→ EXERCISE TASK: Collect every line that includes the string "this".

→ DATA EXCERPTS:
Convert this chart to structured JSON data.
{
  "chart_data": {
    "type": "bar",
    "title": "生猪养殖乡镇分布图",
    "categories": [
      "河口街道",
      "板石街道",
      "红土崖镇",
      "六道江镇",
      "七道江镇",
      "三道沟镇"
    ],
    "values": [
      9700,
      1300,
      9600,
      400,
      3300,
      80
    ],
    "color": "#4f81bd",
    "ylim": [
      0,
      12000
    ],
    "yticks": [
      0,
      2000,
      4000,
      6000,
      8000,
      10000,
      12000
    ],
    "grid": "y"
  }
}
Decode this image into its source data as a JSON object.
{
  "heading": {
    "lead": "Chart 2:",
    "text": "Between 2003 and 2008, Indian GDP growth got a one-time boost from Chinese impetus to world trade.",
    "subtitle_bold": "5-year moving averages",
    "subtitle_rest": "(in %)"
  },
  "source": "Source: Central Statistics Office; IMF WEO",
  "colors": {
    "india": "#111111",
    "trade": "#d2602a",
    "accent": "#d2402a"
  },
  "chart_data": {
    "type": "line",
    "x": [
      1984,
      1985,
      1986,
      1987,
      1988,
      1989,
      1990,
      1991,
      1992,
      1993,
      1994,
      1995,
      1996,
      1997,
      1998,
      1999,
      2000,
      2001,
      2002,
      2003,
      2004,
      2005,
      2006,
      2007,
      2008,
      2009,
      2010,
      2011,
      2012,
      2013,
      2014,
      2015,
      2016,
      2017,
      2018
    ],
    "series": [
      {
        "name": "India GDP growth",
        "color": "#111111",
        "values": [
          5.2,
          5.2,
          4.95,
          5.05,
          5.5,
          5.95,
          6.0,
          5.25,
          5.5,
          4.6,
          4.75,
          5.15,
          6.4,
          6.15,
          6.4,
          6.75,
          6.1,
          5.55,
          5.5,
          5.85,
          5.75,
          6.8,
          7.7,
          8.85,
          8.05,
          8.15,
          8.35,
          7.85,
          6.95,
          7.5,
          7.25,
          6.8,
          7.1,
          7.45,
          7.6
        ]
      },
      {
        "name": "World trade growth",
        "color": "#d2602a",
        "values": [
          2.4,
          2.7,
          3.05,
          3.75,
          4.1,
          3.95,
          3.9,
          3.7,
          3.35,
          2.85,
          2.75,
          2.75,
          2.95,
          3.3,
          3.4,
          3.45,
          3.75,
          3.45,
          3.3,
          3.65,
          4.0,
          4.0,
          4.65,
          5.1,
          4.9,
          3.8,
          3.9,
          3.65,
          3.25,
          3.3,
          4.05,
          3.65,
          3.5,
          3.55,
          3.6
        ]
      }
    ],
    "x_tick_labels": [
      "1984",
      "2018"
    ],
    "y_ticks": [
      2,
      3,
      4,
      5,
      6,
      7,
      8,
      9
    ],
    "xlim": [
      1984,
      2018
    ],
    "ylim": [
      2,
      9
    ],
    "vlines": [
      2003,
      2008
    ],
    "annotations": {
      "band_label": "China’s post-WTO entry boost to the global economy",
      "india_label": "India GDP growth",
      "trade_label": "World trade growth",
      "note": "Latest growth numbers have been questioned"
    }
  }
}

→ SOLUTION BELOW:
Convert this chart to structured JSON data.
Decode this image into its source data as a JSON object.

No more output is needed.